Chart and figure data
------------------------------------------------------------

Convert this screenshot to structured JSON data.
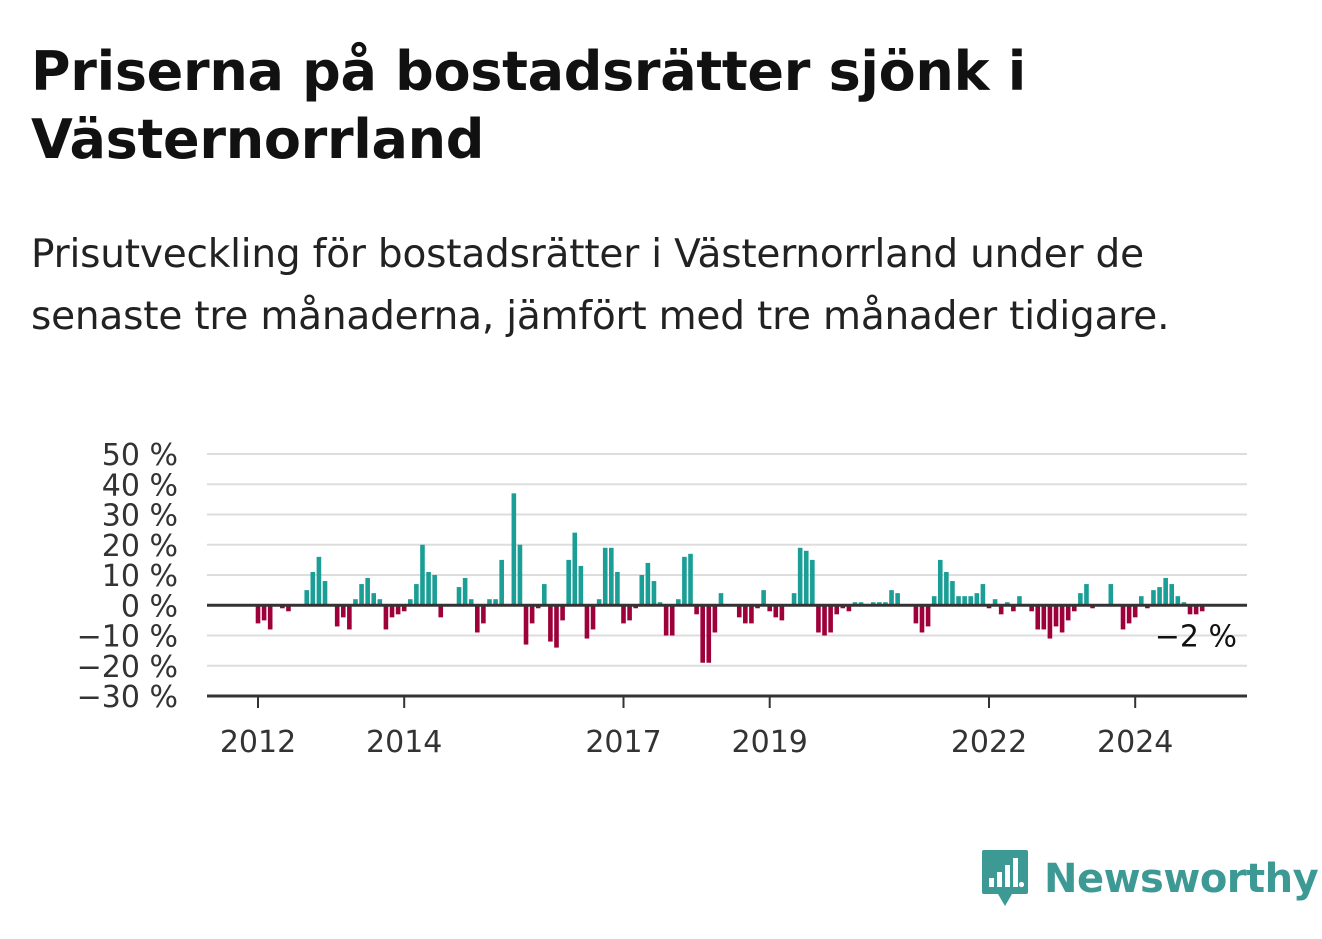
{
  "header": {
    "title": "Priserna på bostadsrätter sjönk i Västernorrland",
    "subtitle": "Prisutveckling för bostadsrätter i Västernorrland under de senaste tre månaderna, jämfört med tre månader tidigare."
  },
  "brand": {
    "name": "Newsworthy",
    "icon": "newsworthy-logo-icon",
    "color": "#3d9994"
  },
  "chart_data": {
    "type": "bar",
    "title": "",
    "xlabel": "",
    "ylabel": "",
    "unit": "%",
    "ylim": [
      -30,
      50
    ],
    "yticks": [
      50,
      40,
      30,
      20,
      10,
      0,
      -10,
      -20,
      -30
    ],
    "ytick_labels": [
      "50 %",
      "40 %",
      "30 %",
      "20 %",
      "10 %",
      "0 %",
      "−10 %",
      "−20 %",
      "−30 %"
    ],
    "xticks": [
      2012,
      2014,
      2017,
      2019,
      2022,
      2024
    ],
    "xtick_labels": [
      "2012",
      "2014",
      "2017",
      "2019",
      "2022",
      "2024"
    ],
    "grid": true,
    "legend": "none",
    "colors": {
      "positive": "#1a9e96",
      "negative": "#9e0039",
      "grid": "#dddddd",
      "axis": "#333333"
    },
    "annotation": {
      "text": "−2 %",
      "value": -2,
      "target": "last-bar"
    },
    "x_start": "2012-01",
    "x_step": "month",
    "values": [
      -6,
      -5,
      -8,
      0,
      -1,
      -2,
      0,
      0,
      5,
      11,
      16,
      8,
      0,
      -7,
      -4,
      -8,
      2,
      7,
      9,
      4,
      2,
      -8,
      -4,
      -3,
      -2,
      2,
      7,
      20,
      11,
      10,
      -4,
      0,
      0,
      6,
      9,
      2,
      -9,
      -6,
      2,
      2,
      15,
      0,
      37,
      20,
      -13,
      -6,
      -1,
      7,
      -12,
      -14,
      -5,
      15,
      24,
      13,
      -11,
      -8,
      2,
      19,
      19,
      11,
      -6,
      -5,
      -1,
      10,
      14,
      8,
      1,
      -10,
      -10,
      2,
      16,
      17,
      -3,
      -19,
      -19,
      -9,
      4,
      0,
      0,
      -4,
      -6,
      -6,
      -1,
      5,
      -2,
      -4,
      -5,
      0,
      4,
      19,
      18,
      15,
      -9,
      -10,
      -9,
      -3,
      -1,
      -2,
      1,
      1,
      0,
      1,
      1,
      1,
      5,
      4,
      0,
      0,
      -6,
      -9,
      -7,
      3,
      15,
      11,
      8,
      3,
      3,
      3,
      4,
      7,
      -1,
      2,
      -3,
      1,
      -2,
      3,
      0,
      -2,
      -8,
      -8,
      -11,
      -7,
      -9,
      -5,
      -2,
      4,
      7,
      -1,
      0,
      0,
      7,
      0,
      -8,
      -6,
      -4,
      3,
      -1,
      5,
      6,
      9,
      7,
      3,
      1,
      -3,
      -3,
      -2
    ]
  }
}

------------------------------------------------------------

## Request
Lines containing the word "bostadsrätter" must all be returned from the material above.

## Exercise answer
    "title": "Priserna på bostadsrätter sjönk i Västernorrland",
    "subtitle": "Prisutveckling för bostadsrätter i Västernorrland under de senaste tre månaderna, jämfört med tre månader tidigare."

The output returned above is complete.